§ Goal of the exercise
Will you write out the data exactly, excluding every picture?

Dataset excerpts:
* * * * *

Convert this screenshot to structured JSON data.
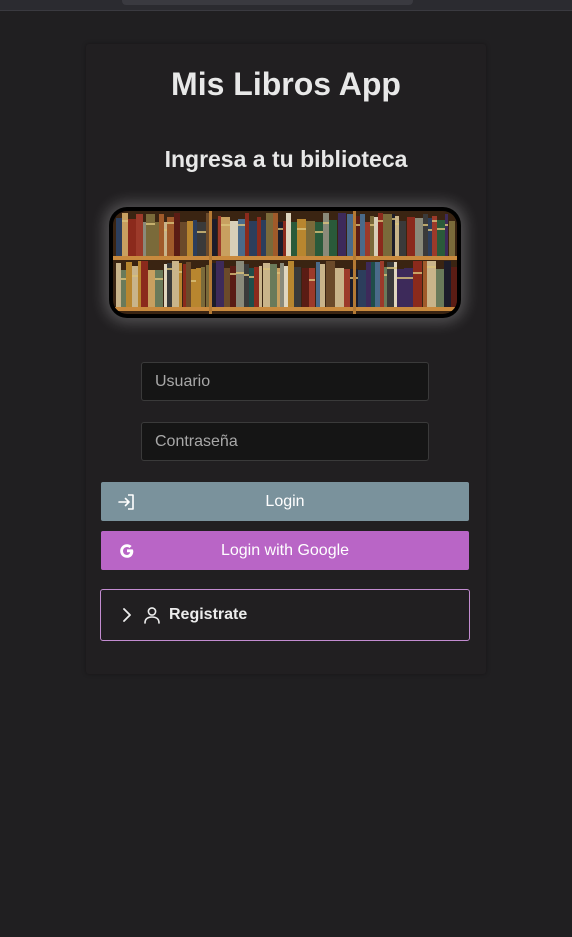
{
  "app": {
    "title": "Mis Libros App",
    "subtitle": "Ingresa a tu biblioteca",
    "hero_image": "bookshelf-image"
  },
  "form": {
    "username_placeholder": "Usuario",
    "username_value": "",
    "password_placeholder": "Contraseña",
    "password_value": ""
  },
  "buttons": {
    "login": {
      "label": "Login",
      "icon": "login-icon",
      "color": "#7a929c"
    },
    "google": {
      "label": "Login with Google",
      "icon": "google-icon",
      "color": "#b965c6"
    },
    "register": {
      "label": "Registrate",
      "icons": [
        "chevron-right-icon",
        "user-icon"
      ],
      "border_color": "#c38cd1"
    }
  },
  "theme": {
    "background": "#201f21",
    "card": "#211f21",
    "input_bg": "#151515"
  }
}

* * * * *

§ The answer
Convert this screenshot to structured JSON data.
{
  "app": {
    "title": "Mis Libros App",
    "subtitle": "Ingresa a tu biblioteca",
    "hero_image": "bookshelf-image"
  },
  "form": {
    "username_placeholder": "Usuario",
    "username_value": "",
    "password_placeholder": "Contraseña",
    "password_value": ""
  },
  "buttons": {
    "login": {
      "label": "Login",
      "icon": "login-icon",
      "color": "#7a929c"
    },
    "google": {
      "label": "Login with Google",
      "icon": "google-icon",
      "color": "#b965c6"
    },
    "register": {
      "label": "Registrate",
      "icons": [
        "chevron-right-icon",
        "user-icon"
      ],
      "border_color": "#c38cd1"
    }
  },
  "theme": {
    "background": "#201f21",
    "card": "#211f21",
    "input_bg": "#151515"
  }
}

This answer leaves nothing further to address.